Data extracted from a collection:
+--
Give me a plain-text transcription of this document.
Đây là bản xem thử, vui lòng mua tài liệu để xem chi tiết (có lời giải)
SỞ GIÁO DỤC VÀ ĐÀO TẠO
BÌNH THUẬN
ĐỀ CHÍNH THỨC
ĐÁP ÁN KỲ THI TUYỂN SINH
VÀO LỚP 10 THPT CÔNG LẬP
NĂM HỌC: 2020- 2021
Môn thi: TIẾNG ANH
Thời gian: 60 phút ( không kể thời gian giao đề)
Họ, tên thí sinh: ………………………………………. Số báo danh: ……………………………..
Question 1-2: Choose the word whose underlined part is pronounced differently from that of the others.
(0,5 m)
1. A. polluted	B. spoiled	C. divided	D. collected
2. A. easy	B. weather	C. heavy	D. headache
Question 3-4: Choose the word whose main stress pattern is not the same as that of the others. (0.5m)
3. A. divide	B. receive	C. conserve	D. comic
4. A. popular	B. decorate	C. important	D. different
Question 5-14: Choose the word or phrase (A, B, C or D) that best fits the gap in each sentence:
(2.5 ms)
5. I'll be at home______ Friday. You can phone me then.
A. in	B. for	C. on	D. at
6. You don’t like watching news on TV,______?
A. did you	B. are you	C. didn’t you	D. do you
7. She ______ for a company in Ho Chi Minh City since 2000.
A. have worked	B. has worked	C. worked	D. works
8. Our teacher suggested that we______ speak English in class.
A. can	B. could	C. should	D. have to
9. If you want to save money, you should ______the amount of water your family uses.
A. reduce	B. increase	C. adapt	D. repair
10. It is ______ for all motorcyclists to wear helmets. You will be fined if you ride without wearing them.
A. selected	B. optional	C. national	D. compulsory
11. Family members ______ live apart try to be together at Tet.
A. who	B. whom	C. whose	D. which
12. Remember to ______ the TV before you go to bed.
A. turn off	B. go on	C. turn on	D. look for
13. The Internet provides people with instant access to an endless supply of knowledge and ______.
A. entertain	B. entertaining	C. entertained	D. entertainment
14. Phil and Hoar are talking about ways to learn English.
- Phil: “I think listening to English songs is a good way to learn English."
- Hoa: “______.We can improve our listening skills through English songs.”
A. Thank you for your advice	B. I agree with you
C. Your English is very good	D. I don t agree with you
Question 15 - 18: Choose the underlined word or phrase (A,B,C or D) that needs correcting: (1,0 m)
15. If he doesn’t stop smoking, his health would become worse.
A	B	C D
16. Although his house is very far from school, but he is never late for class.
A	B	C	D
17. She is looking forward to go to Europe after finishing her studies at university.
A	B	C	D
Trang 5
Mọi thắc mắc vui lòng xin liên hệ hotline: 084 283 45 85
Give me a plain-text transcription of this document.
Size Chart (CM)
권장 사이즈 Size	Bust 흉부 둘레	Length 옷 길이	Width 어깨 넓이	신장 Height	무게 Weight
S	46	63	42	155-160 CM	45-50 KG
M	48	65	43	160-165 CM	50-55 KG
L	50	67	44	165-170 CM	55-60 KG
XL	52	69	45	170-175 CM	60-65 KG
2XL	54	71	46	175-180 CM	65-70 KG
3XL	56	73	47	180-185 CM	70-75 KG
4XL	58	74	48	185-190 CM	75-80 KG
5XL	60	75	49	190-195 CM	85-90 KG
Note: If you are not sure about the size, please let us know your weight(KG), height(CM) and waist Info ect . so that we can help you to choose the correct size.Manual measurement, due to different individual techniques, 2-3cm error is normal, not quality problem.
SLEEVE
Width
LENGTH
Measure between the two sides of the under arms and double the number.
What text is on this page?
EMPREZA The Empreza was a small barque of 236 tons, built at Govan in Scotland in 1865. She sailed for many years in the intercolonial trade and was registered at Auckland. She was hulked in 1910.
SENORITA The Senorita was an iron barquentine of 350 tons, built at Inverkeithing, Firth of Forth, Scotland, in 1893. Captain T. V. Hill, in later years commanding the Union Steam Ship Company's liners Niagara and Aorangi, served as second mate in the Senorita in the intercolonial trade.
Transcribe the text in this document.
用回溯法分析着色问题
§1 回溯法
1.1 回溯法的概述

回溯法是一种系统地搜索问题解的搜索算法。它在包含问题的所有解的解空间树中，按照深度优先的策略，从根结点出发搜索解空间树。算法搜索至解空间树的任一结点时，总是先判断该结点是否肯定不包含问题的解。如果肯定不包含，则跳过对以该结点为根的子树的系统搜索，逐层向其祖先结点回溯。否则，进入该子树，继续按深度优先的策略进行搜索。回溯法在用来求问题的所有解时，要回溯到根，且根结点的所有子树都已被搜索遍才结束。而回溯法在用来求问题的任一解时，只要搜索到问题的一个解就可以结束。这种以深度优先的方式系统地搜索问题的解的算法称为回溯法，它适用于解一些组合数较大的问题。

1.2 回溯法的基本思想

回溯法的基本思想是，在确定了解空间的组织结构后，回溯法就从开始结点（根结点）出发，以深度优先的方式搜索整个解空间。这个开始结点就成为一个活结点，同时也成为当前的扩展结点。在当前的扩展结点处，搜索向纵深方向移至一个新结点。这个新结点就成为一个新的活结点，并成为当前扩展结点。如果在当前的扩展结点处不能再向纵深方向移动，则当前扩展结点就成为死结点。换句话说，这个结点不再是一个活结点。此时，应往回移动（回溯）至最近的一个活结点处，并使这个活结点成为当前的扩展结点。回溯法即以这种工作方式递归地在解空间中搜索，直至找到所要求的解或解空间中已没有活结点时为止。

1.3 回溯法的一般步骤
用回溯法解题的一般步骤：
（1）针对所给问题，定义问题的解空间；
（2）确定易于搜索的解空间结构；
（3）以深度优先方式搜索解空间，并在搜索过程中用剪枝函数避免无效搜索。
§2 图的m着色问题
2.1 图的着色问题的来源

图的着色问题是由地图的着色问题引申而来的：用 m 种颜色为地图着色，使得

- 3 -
+--
Request |
Here, the records must be output exactly and in full.

Solution |
Give me a plain-text transcription of this document.
Đây là bản xem thử, vui lòng mua tài liệu để xem chi tiết (có lời giải)
SỞ GIÁO DỤC VÀ ĐÀO TẠO
BÌNH THUẬN
ĐỀ CHÍNH THỨC
ĐÁP ÁN KỲ THI TUYỂN SINH
VÀO LỚP 10 THPT CÔNG LẬP
NĂM HỌC: 2020- 2021
Môn thi: TIẾNG ANH
Thời gian: 60 phút ( không kể thời gian giao đề)
Họ, tên thí sinh: ………………………………………. Số báo danh: ……………………………..
Question 1-2: Choose the word whose underlined part is pronounced differently from that of the others.
(0,5 m)
1. A. polluted	B. spoiled	C. divided	D. collected
2. A. easy	B. weather	C. heavy	D. headache
Question 3-4: Choose the word whose main stress pattern is not the same as that of the others. (0.5m)
3. A. divide	B. receive	C. conserve	D. comic
4. A. popular	B. decorate	C. important	D. different
Question 5-14: Choose the word or phrase (A, B, C or D) that best fits the gap in each sentence:
(2.5 ms)
5. I'll be at home______ Friday. You can phone me then.
A. in	B. for	C. on	D. at
6. You don’t like watching news on TV,______?
A. did you	B. are you	C. didn’t you	D. do you
7. She ______ for a company in Ho Chi Minh City since 2000.
A. have worked	B. has worked	C. worked	D. works
8. Our teacher suggested that we______ speak English in class.
A. can	B. could	C. should	D. have to
9. If you want to save money, you should ______the amount of water your family uses.
A. reduce	B. increase	C. adapt	D. repair
10. It is ______ for all motorcyclists to wear helmets. You will be fined if you ride without wearing them.
A. selected	B. optional	C. national	D. compulsory
11. Family members ______ live apart try to be together at Tet.
A. who	B. whom	C. whose	D. which
12. Remember to ______ the TV before you go to bed.
A. turn off	B. go on	C. turn on	D. look for
13. The Internet provides people with instant access to an endless supply of knowledge and ______.
A. entertain	B. entertaining	C. entertained	D. entertainment
14. Phil and Hoar are talking about ways to learn English.
- Phil: “I think listening to English songs is a good way to learn English."
- Hoa: “______.We can improve our listening skills through English songs.”
A. Thank you for your advice	B. I agree with you
C. Your English is very good	D. I don t agree with you
Question 15 - 18: Choose the underlined word or phrase (A,B,C or D) that needs correcting: (1,0 m)
15. If he doesn’t stop smoking, his health would become worse.
A	B	C D
16. Although his house is very far from school, but he is never late for class.
A	B	C	D
17. She is looking forward to go to Europe after finishing her studies at university.
A	B	C	D
Trang 5
Mọi thắc mắc vui lòng xin liên hệ hotline: 084 283 45 85
Give me a plain-text transcription of this document.
Size Chart (CM)
권장 사이즈 Size	Bust 흉부 둘레	Length 옷 길이	Width 어깨 넓이	신장 Height	무게 Weight
S	46	63	42	155-160 CM	45-50 KG
M	48	65	43	160-165 CM	50-55 KG
L	50	67	44	165-170 CM	55-60 KG
XL	52	69	45	170-175 CM	60-65 KG
2XL	54	71	46	175-180 CM	65-70 KG
3XL	56	73	47	180-185 CM	70-75 KG
4XL	58	74	48	185-190 CM	75-80 KG
5XL	60	75	49	190-195 CM	85-90 KG
Note: If you are not sure about the size, please let us know your weight(KG), height(CM) and waist Info ect . so that we can help you to choose the correct size.Manual measurement, due to different individual techniques, 2-3cm error is normal, not quality problem.
SLEEVE
Width
LENGTH
Measure between the two sides of the under arms and double the number.
What text is on this page?
EMPREZA The Empreza was a small barque of 236 tons, built at Govan in Scotland in 1865. She sailed for many years in the intercolonial trade and was registered at Auckland. She was hulked in 1910.
SENORITA The Senorita was an iron barquentine of 350 tons, built at Inverkeithing, Firth of Forth, Scotland, in 1893. Captain T. V. Hill, in later years commanding the Union Steam Ship Company's liners Niagara and Aorangi, served as second mate in the Senorita in the intercolonial trade.
Transcribe the text in this document.
用回溯法分析着色问题
§1 回溯法
1.1 回溯法的概述

回溯法是一种系统地搜索问题解的搜索算法。它在包含问题的所有解的解空间树中，按照深度优先的策略，从根结点出发搜索解空间树。算法搜索至解空间树的任一结点时，总是先判断该结点是否肯定不包含问题的解。如果肯定不包含，则跳过对以该结点为根的子树的系统搜索，逐层向其祖先结点回溯。否则，进入该子树，继续按深度优先的策略进行搜索。回溯法在用来求问题的所有解时，要回溯到根，且根结点的所有子树都已被搜索遍才结束。而回溯法在用来求问题的任一解时，只要搜索到问题的一个解就可以结束。这种以深度优先的方式系统地搜索问题的解的算法称为回溯法，它适用于解一些组合数较大的问题。

1.2 回溯法的基本思想

回溯法的基本思想是，在确定了解空间的组织结构后，回溯法就从开始结点（根结点）出发，以深度优先的方式搜索整个解空间。这个开始结点就成为一个活结点，同时也成为当前的扩展结点。在当前的扩展结点处，搜索向纵深方向移至一个新结点。这个新结点就成为一个新的活结点，并成为当前扩展结点。如果在当前的扩展结点处不能再向纵深方向移动，则当前扩展结点就成为死结点。换句话说，这个结点不再是一个活结点。此时，应往回移动（回溯）至最近的一个活结点处，并使这个活结点成为当前的扩展结点。回溯法即以这种工作方式递归地在解空间中搜索，直至找到所要求的解或解空间中已没有活结点时为止。

1.3 回溯法的一般步骤
用回溯法解题的一般步骤：
（1）针对所给问题，定义问题的解空间；
（2）确定易于搜索的解空间结构；
（3）以深度优先方式搜索解空间，并在搜索过程中用剪枝函数避免无效搜索。
§2 图的m着色问题
2.1 图的着色问题的来源

图的着色问题是由地图的着色问题引申而来的：用 m 种颜色为地图着色，使得

- 3 -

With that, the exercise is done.